Set exercise
In the entries, find all lines that hold the word "before" and copy them.

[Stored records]
######
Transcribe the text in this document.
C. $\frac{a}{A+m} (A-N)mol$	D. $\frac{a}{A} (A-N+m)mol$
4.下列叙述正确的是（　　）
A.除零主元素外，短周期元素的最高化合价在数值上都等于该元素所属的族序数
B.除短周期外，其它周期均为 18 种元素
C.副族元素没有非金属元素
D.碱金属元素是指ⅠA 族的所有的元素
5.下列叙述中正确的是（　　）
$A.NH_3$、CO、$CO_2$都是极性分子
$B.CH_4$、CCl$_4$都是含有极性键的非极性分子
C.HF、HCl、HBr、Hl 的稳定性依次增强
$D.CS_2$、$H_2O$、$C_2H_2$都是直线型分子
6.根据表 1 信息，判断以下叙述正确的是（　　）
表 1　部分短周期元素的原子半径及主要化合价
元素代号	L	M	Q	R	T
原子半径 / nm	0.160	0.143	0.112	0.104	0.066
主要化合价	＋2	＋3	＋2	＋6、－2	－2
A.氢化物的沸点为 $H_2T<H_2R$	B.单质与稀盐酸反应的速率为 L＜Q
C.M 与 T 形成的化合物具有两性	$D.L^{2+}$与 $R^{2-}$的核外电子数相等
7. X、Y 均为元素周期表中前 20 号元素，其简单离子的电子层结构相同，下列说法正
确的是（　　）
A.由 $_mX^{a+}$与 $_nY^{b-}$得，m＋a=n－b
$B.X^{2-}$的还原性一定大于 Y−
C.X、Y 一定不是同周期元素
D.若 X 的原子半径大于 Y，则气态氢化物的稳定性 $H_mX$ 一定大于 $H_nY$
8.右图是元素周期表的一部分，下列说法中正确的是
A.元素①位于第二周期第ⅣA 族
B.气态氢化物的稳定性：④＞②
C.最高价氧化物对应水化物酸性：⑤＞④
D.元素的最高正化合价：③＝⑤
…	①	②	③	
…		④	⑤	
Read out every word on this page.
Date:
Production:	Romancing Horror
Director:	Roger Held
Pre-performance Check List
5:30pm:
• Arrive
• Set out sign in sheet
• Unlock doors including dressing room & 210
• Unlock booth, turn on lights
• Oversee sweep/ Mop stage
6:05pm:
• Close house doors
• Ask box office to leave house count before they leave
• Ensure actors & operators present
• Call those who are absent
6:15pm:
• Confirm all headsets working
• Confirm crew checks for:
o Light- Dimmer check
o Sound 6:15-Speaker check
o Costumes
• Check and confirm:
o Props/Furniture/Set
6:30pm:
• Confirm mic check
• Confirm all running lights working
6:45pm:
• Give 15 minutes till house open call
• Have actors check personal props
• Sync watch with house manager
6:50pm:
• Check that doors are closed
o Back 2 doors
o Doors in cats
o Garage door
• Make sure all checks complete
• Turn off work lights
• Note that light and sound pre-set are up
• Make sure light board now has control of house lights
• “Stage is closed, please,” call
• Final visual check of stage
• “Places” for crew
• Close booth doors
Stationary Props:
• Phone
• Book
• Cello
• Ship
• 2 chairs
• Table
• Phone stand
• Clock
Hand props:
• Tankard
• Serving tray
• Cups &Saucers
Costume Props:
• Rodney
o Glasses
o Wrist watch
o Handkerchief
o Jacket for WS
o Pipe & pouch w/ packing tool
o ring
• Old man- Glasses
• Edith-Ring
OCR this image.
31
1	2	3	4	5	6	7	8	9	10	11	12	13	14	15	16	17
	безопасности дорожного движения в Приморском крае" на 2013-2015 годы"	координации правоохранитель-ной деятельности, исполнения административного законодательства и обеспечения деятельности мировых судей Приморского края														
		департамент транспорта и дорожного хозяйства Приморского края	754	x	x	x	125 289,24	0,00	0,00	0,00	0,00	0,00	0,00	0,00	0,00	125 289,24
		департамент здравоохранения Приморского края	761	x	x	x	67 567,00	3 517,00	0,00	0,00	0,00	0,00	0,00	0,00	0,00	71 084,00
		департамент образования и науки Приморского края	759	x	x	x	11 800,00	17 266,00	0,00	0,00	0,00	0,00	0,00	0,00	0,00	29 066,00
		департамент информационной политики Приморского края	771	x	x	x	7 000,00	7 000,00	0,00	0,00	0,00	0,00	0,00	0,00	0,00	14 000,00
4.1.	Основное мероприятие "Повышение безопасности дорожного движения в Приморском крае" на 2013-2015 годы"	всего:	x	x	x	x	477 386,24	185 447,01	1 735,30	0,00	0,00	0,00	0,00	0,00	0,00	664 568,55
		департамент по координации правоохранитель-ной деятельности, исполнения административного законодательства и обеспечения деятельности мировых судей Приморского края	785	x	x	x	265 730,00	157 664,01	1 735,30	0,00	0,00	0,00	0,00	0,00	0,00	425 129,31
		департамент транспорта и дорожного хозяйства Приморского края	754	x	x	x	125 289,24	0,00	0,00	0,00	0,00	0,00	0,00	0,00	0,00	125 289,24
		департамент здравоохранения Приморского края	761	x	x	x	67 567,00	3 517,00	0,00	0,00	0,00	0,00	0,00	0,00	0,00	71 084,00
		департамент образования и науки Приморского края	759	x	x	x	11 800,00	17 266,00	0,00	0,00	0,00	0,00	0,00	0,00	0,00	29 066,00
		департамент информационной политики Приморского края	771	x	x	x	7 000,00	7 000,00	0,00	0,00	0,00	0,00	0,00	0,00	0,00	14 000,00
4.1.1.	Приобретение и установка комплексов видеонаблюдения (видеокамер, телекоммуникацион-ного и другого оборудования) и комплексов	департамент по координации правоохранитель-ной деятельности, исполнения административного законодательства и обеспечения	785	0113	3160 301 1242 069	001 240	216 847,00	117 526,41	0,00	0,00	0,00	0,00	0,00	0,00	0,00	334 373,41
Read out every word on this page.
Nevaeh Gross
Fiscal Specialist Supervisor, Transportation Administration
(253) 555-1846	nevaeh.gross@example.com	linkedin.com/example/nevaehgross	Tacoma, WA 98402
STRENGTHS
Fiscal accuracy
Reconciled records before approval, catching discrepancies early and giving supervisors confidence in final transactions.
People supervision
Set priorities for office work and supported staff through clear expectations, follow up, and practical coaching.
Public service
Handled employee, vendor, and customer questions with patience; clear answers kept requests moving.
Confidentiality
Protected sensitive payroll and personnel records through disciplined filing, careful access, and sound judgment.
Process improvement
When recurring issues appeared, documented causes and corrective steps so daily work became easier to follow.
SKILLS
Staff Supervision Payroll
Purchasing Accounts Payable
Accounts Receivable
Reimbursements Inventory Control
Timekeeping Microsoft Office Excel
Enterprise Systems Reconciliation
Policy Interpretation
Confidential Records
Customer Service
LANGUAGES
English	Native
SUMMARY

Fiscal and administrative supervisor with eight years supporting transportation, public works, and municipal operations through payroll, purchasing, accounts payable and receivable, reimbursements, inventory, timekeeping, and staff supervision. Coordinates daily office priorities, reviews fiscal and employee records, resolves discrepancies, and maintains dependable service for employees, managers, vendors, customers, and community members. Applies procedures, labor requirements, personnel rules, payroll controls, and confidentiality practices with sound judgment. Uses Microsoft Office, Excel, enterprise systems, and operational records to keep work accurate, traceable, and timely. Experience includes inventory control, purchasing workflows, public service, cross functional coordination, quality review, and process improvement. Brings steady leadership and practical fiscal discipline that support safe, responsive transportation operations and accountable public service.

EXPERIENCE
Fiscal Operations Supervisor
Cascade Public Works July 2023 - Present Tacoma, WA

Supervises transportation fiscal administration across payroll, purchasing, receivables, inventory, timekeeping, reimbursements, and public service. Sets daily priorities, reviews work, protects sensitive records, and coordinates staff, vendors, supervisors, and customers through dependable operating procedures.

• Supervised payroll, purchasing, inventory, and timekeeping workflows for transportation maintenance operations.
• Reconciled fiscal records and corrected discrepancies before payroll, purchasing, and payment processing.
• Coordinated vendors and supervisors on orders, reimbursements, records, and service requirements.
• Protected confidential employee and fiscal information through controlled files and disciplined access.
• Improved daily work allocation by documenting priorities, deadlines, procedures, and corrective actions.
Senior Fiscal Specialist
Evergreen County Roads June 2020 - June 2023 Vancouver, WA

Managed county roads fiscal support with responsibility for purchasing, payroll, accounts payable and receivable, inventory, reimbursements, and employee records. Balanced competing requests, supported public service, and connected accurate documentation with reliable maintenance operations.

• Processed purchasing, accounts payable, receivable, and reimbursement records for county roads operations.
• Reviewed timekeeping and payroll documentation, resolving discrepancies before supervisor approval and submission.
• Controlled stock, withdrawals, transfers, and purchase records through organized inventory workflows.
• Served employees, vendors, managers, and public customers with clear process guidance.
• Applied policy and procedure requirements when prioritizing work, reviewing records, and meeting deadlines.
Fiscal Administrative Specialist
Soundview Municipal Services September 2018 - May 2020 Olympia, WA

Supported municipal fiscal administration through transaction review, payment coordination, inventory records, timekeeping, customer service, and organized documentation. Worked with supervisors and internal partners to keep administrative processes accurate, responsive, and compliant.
######
Finished task
• Ask box office to leave house count before they leave
Reconciled records before approval, catching discrepancies early and giving supervisors confidence in final transactions.
• Reconciled fiscal records and corrected discrepancies before payroll, purchasing, and payment processing.
• Reviewed timekeeping and payroll documentation, resolving discrepancies before supervisor approval and submission.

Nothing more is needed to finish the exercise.